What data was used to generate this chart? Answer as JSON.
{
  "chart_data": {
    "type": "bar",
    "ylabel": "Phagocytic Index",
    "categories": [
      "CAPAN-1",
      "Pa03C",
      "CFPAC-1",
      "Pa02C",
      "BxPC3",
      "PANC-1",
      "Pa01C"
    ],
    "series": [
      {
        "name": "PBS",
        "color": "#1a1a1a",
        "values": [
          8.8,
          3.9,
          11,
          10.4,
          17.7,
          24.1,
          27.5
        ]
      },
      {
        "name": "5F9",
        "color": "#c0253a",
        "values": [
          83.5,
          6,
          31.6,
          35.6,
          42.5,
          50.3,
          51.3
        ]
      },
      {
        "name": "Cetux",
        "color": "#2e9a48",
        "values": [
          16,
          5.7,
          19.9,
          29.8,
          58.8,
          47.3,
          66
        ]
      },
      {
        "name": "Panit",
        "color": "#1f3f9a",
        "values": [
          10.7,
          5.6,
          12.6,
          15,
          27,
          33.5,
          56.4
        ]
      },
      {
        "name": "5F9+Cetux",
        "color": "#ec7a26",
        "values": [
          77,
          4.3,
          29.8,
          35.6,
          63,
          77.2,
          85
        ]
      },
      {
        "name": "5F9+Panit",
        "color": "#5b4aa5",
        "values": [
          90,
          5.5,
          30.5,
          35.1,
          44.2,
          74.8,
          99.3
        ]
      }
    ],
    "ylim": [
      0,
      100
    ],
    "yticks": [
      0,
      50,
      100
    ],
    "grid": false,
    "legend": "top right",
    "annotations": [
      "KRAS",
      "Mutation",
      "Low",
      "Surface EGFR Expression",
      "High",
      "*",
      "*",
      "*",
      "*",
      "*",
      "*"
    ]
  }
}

################

Work required
What is the number of lines above that contain "color"? Answer with that number only.

Reply to the task
6